# STORED RECORDS:
▼
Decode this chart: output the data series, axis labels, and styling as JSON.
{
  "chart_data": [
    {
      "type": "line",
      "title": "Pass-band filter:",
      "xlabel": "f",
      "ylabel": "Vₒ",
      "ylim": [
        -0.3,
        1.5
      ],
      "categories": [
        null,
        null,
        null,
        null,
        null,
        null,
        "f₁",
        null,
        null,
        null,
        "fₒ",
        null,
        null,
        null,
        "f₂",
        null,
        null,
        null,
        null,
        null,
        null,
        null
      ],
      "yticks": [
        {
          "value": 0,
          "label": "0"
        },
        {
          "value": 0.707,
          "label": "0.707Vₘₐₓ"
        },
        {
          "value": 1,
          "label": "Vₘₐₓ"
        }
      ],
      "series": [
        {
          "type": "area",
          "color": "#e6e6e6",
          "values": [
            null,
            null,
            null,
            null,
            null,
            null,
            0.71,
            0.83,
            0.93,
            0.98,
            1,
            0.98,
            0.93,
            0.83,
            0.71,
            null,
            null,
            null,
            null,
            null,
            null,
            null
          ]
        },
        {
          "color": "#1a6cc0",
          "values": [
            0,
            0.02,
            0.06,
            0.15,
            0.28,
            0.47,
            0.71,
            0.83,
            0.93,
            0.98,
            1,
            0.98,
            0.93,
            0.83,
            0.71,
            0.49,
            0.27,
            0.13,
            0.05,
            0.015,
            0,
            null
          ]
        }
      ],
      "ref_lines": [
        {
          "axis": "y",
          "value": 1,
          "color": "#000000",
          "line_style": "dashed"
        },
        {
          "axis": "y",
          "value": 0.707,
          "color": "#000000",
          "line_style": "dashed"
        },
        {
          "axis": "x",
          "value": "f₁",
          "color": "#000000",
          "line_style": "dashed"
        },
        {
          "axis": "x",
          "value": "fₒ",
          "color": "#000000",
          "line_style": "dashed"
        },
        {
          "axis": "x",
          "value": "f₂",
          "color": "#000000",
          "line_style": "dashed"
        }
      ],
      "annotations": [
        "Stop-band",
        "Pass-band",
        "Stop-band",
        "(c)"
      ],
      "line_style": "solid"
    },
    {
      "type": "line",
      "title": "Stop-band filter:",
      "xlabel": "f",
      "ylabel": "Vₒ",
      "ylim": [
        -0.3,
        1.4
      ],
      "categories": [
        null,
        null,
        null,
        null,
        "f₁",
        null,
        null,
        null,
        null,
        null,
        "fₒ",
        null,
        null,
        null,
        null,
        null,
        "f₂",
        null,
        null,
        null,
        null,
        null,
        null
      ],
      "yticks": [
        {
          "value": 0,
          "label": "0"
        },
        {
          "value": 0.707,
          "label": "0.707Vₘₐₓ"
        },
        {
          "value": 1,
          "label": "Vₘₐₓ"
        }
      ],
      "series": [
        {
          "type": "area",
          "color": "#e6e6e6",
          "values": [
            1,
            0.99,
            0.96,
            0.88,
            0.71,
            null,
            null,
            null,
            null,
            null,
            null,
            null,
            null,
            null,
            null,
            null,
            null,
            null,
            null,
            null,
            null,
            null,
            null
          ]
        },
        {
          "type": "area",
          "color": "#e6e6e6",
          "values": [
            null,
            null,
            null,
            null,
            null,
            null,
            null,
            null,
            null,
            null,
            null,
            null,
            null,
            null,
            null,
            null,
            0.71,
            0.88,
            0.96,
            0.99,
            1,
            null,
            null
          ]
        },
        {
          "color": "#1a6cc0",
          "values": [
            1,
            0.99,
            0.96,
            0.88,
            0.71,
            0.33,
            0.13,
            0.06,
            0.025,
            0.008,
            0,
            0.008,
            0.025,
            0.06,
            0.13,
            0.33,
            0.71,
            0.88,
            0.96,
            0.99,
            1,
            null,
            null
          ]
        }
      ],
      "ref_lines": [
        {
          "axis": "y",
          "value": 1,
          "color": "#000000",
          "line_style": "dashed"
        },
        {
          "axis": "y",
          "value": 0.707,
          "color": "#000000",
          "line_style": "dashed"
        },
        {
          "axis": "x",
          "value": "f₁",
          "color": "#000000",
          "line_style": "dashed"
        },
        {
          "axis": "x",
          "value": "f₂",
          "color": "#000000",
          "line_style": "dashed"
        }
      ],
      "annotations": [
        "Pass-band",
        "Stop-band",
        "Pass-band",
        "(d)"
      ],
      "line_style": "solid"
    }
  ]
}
▲
# WORK INSTRUCTIONS:
Return all of the entries word for word.

# SOLUTION FOR THIS TASK:
Decode this chart: output the data series, axis labels, and styling as JSON.
{
  "chart_data": [
    {
      "type": "line",
      "title": "Pass-band filter:",
      "xlabel": "f",
      "ylabel": "Vₒ",
      "ylim": [
        -0.3,
        1.5
      ],
      "categories": [
        null,
        null,
        null,
        null,
        null,
        null,
        "f₁",
        null,
        null,
        null,
        "fₒ",
        null,
        null,
        null,
        "f₂",
        null,
        null,
        null,
        null,
        null,
        null,
        null
      ],
      "yticks": [
        {
          "value": 0,
          "label": "0"
        },
        {
          "value": 0.707,
          "label": "0.707Vₘₐₓ"
        },
        {
          "value": 1,
          "label": "Vₘₐₓ"
        }
      ],
      "series": [
        {
          "type": "area",
          "color": "#e6e6e6",
          "values": [
            null,
            null,
            null,
            null,
            null,
            null,
            0.71,
            0.83,
            0.93,
            0.98,
            1,
            0.98,
            0.93,
            0.83,
            0.71,
            null,
            null,
            null,
            null,
            null,
            null,
            null
          ]
        },
        {
          "color": "#1a6cc0",
          "values": [
            0,
            0.02,
            0.06,
            0.15,
            0.28,
            0.47,
            0.71,
            0.83,
            0.93,
            0.98,
            1,
            0.98,
            0.93,
            0.83,
            0.71,
            0.49,
            0.27,
            0.13,
            0.05,
            0.015,
            0,
            null
          ]
        }
      ],
      "ref_lines": [
        {
          "axis": "y",
          "value": 1,
          "color": "#000000",
          "line_style": "dashed"
        },
        {
          "axis": "y",
          "value": 0.707,
          "color": "#000000",
          "line_style": "dashed"
        },
        {
          "axis": "x",
          "value": "f₁",
          "color": "#000000",
          "line_style": "dashed"
        },
        {
          "axis": "x",
          "value": "fₒ",
          "color": "#000000",
          "line_style": "dashed"
        },
        {
          "axis": "x",
          "value": "f₂",
          "color": "#000000",
          "line_style": "dashed"
        }
      ],
      "annotations": [
        "Stop-band",
        "Pass-band",
        "Stop-band",
        "(c)"
      ],
      "line_style": "solid"
    },
    {
      "type": "line",
      "title": "Stop-band filter:",
      "xlabel": "f",
      "ylabel": "Vₒ",
      "ylim": [
        -0.3,
        1.4
      ],
      "categories": [
        null,
        null,
        null,
        null,
        "f₁",
        null,
        null,
        null,
        null,
        null,
        "fₒ",
        null,
        null,
        null,
        null,
        null,
        "f₂",
        null,
        null,
        null,
        null,
        null,
        null
      ],
      "yticks": [
        {
          "value": 0,
          "label": "0"
        },
        {
          "value": 0.707,
          "label": "0.707Vₘₐₓ"
        },
        {
          "value": 1,
          "label": "Vₘₐₓ"
        }
      ],
      "series": [
        {
          "type": "area",
          "color": "#e6e6e6",
          "values": [
            1,
            0.99,
            0.96,
            0.88,
            0.71,
            null,
            null,
            null,
            null,
            null,
            null,
            null,
            null,
            null,
            null,
            null,
            null,
            null,
            null,
            null,
            null,
            null,
            null
          ]
        },
        {
          "type": "area",
          "color": "#e6e6e6",
          "values": [
            null,
            null,
            null,
            null,
            null,
            null,
            null,
            null,
            null,
            null,
            null,
            null,
            null,
            null,
            null,
            null,
            0.71,
            0.88,
            0.96,
            0.99,
            1,
            null,
            null
          ]
        },
        {
          "color": "#1a6cc0",
          "values": [
            1,
            0.99,
            0.96,
            0.88,
            0.71,
            0.33,
            0.13,
            0.06,
            0.025,
            0.008,
            0,
            0.008,
            0.025,
            0.06,
            0.13,
            0.33,
            0.71,
            0.88,
            0.96,
            0.99,
            1,
            null,
            null
          ]
        }
      ],
      "ref_lines": [
        {
          "axis": "y",
          "value": 1,
          "color": "#000000",
          "line_style": "dashed"
        },
        {
          "axis": "y",
          "value": 0.707,
          "color": "#000000",
          "line_style": "dashed"
        },
        {
          "axis": "x",
          "value": "f₁",
          "color": "#000000",
          "line_style": "dashed"
        },
        {
          "axis": "x",
          "value": "f₂",
          "color": "#000000",
          "line_style": "dashed"
        }
      ],
      "annotations": [
        "Pass-band",
        "Stop-band",
        "Pass-band",
        "(d)"
      ],
      "line_style": "solid"
    }
  ]
}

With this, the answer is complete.